### Directions for this task
According to the page excerpt below, how long does Norvig report the search takes for `max_pow = 1000` and `max_base = 100`?

Now we are getting somewhere. This approach closely resembles the approach
used by Peter Norvig here http://norvig.com/beal.html, with the exception that
there are some more efficient ways to cache data and build the search
structure. Even in Python, this approach is pretty speedy. Norvig reports
results for several different search spaces, including 3 minutes for `max_base = max_pow = 100`

.
Unfortunately the costs explode with large spaces such as 19
hours for `max_pow = 1000`

and `max_base = 100`

, and 39 days `max_pow = 100`

and `max_base = 10,000`

.

We can distribute the search problem by assigning worker nodes disjoint
partitions of the search space. However, the mechanism we have described uses
infinite precision arithmetic which adds a lot of overhead both in time and
space, limiting per-node scalability. For instance, the value `1000^1000`

contains about 3000 digits. Operations on numbers this large can’t be
performed as efficiently compared to numbers that are stored in 64-bit
registers.

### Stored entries
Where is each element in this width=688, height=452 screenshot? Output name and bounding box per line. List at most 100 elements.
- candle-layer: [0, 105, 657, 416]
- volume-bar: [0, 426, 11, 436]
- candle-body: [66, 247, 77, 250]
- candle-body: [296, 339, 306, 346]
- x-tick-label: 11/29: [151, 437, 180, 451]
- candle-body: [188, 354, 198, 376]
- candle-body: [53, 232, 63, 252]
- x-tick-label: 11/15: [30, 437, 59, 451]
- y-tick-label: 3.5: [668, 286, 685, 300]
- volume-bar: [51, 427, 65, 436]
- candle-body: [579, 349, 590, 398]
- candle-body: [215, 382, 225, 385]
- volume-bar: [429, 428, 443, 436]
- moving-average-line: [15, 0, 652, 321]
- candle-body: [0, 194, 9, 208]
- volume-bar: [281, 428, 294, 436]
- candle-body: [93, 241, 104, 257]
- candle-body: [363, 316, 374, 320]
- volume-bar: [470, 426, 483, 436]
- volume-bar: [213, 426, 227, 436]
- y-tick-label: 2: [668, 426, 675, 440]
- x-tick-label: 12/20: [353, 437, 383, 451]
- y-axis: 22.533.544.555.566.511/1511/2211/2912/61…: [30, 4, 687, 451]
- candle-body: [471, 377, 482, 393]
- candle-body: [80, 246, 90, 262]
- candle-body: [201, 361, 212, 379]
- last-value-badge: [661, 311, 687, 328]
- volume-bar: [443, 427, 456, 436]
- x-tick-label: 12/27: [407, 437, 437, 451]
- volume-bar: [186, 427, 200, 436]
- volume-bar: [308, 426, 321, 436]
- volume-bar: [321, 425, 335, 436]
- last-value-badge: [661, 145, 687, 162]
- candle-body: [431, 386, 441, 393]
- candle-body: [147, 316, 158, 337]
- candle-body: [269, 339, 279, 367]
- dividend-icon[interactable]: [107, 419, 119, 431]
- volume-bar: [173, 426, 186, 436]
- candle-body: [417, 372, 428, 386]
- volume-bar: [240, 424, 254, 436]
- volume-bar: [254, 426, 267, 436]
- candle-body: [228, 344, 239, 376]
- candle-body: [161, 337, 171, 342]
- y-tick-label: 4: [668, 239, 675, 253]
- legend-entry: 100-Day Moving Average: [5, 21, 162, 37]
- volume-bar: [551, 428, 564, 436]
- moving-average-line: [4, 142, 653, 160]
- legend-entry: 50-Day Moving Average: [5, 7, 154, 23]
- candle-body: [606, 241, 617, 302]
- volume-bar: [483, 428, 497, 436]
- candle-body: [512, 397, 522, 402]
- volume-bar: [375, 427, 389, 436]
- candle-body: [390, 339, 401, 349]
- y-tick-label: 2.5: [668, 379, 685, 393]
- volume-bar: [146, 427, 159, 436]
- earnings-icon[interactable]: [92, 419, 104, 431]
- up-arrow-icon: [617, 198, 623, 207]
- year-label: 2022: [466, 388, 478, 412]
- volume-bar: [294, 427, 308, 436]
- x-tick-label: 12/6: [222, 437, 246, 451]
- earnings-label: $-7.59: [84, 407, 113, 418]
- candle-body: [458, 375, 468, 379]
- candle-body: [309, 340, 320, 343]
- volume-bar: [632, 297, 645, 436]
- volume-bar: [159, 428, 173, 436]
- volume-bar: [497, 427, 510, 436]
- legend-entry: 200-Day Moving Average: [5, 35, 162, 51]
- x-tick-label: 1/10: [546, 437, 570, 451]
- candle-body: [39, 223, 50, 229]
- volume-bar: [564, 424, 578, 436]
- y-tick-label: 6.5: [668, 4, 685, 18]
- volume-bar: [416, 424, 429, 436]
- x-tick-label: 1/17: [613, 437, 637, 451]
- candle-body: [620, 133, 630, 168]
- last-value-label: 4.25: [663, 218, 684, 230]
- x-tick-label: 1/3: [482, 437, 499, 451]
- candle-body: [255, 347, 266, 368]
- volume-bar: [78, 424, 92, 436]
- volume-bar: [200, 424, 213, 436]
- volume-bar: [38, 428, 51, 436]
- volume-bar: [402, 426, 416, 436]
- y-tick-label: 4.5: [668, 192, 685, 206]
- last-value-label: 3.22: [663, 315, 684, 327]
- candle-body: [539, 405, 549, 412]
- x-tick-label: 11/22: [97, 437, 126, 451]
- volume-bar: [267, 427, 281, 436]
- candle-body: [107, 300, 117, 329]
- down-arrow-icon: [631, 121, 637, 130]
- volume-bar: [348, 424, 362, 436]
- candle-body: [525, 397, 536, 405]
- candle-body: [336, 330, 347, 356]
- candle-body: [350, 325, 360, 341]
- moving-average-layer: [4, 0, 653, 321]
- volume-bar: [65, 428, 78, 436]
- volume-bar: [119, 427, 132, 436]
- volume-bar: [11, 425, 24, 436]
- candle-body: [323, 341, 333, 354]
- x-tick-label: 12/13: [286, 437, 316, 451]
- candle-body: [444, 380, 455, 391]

### Expected output
19 hours